======== Input material ========

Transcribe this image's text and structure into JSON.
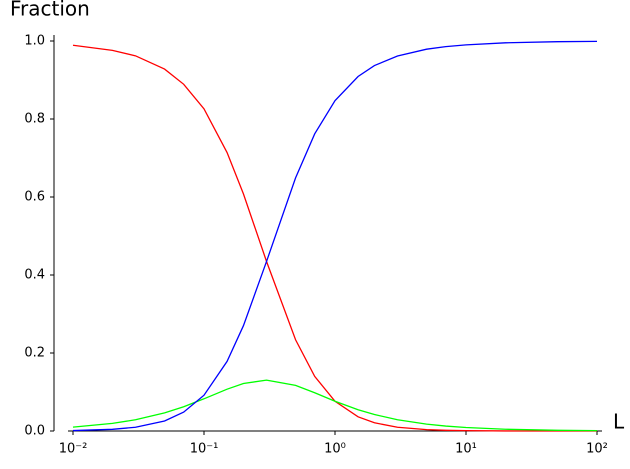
{
  "chart_data": {
    "type": "line",
    "ylabel": "Fraction",
    "xlabel": "L",
    "xscale": "log",
    "xlim": [
      0.01,
      100
    ],
    "ylim": [
      0,
      1
    ],
    "xticks": [
      {
        "value": 0.01,
        "label": "10⁻²"
      },
      {
        "value": 0.1,
        "label": "10⁻¹"
      },
      {
        "value": 1,
        "label": "10⁰"
      },
      {
        "value": 10,
        "label": "10¹"
      },
      {
        "value": 100,
        "label": "10²"
      }
    ],
    "yticks": [
      {
        "value": 0,
        "label": "0.0"
      },
      0.2,
      0.4,
      0.6,
      0.8,
      {
        "value": 1,
        "label": "1.0"
      }
    ],
    "x": [
      0.01,
      0.02,
      0.03,
      0.05,
      0.07,
      0.1,
      0.15,
      0.2,
      0.3,
      0.5,
      0.7,
      1,
      1.5,
      2,
      3,
      5,
      7,
      10,
      20,
      50,
      100
    ],
    "series": [
      {
        "color": "#ff0000",
        "values": [
          0.989,
          0.976,
          0.962,
          0.928,
          0.889,
          0.826,
          0.714,
          0.608,
          0.435,
          0.234,
          0.14,
          0.0763,
          0.0364,
          0.0211,
          0.0096,
          0.0035,
          0.0018,
          0.0009,
          0.0002,
          4e-05,
          1e-05
        ]
      },
      {
        "color": "#00ff00",
        "values": [
          0.0099,
          0.0195,
          0.0288,
          0.0464,
          0.0623,
          0.0826,
          0.1072,
          0.1217,
          0.1305,
          0.117,
          0.098,
          0.0763,
          0.0546,
          0.0422,
          0.0289,
          0.0176,
          0.0127,
          0.0089,
          0.0045,
          0.0018,
          0.0009
        ]
      },
      {
        "color": "#0000ff",
        "values": [
          0.0011,
          0.0043,
          0.0096,
          0.0257,
          0.0484,
          0.0917,
          0.1784,
          0.27,
          0.4345,
          0.649,
          0.762,
          0.847,
          0.909,
          0.937,
          0.9615,
          0.979,
          0.9855,
          0.99,
          0.9953,
          0.9982,
          0.9991
        ]
      }
    ]
  }
}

========

▶ _Problem_
In the listing above, find the lines holding the word "color" and copy them.

▶ _Correct result_
        "color": "#ff0000",
        "color": "#00ff00",
        "color": "#0000ff",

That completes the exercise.